:: SET TASK ::
Extract the listing in its entirety, keeping each line identical to the original.

:: PROVIDED DATA ::

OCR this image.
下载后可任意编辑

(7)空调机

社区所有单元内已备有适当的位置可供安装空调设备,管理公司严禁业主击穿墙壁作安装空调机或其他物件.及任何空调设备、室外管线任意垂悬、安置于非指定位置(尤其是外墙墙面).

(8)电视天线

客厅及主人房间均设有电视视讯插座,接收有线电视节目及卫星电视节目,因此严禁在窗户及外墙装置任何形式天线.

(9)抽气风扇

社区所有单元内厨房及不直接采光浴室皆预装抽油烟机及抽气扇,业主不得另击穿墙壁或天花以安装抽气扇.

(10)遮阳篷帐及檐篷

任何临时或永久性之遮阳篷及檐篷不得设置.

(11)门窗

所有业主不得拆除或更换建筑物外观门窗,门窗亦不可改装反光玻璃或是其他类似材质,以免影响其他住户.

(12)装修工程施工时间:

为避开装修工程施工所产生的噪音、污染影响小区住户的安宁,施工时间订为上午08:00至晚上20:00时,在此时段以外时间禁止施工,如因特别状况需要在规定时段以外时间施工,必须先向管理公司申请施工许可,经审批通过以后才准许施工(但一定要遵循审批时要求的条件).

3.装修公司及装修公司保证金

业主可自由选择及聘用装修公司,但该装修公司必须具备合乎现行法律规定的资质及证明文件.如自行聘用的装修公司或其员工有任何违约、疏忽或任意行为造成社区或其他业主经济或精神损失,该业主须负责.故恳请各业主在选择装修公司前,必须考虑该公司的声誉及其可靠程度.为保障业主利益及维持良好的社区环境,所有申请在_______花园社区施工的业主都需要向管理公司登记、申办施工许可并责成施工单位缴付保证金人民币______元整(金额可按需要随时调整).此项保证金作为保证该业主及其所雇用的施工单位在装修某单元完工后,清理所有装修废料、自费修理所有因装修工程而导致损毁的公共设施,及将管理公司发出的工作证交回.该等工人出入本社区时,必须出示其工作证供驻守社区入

:: ANSWER TO THIS PROBLEM ::
OCR this image.
下载后可任意编辑

(7)空调机

社区所有单元内已备有适当的位置可供安装空调设备,管理公司严禁业主击穿墙壁作安装空调机或其他物件.及任何空调设备、室外管线任意垂悬、安置于非指定位置(尤其是外墙墙面).

(8)电视天线

客厅及主人房间均设有电视视讯插座,接收有线电视节目及卫星电视节目,因此严禁在窗户及外墙装置任何形式天线.

(9)抽气风扇

社区所有单元内厨房及不直接采光浴室皆预装抽油烟机及抽气扇,业主不得另击穿墙壁或天花以安装抽气扇.

(10)遮阳篷帐及檐篷

任何临时或永久性之遮阳篷及檐篷不得设置.

(11)门窗

所有业主不得拆除或更换建筑物外观门窗,门窗亦不可改装反光玻璃或是其他类似材质,以免影响其他住户.

(12)装修工程施工时间:

为避开装修工程施工所产生的噪音、污染影响小区住户的安宁,施工时间订为上午08:00至晚上20:00时,在此时段以外时间禁止施工,如因特别状况需要在规定时段以外时间施工,必须先向管理公司申请施工许可,经审批通过以后才准许施工(但一定要遵循审批时要求的条件).

3.装修公司及装修公司保证金

业主可自由选择及聘用装修公司,但该装修公司必须具备合乎现行法律规定的资质及证明文件.如自行聘用的装修公司或其员工有任何违约、疏忽或任意行为造成社区或其他业主经济或精神损失,该业主须负责.故恳请各业主在选择装修公司前,必须考虑该公司的声誉及其可靠程度.为保障业主利益及维持良好的社区环境,所有申请在_______花园社区施工的业主都需要向管理公司登记、申办施工许可并责成施工单位缴付保证金人民币______元整(金额可按需要随时调整).此项保证金作为保证该业主及其所雇用的施工单位在装修某单元完工后,清理所有装修废料、自费修理所有因装修工程而导致损毁的公共设施,及将管理公司发出的工作证交回.该等工人出入本社区时,必须出示其工作证供驻守社区入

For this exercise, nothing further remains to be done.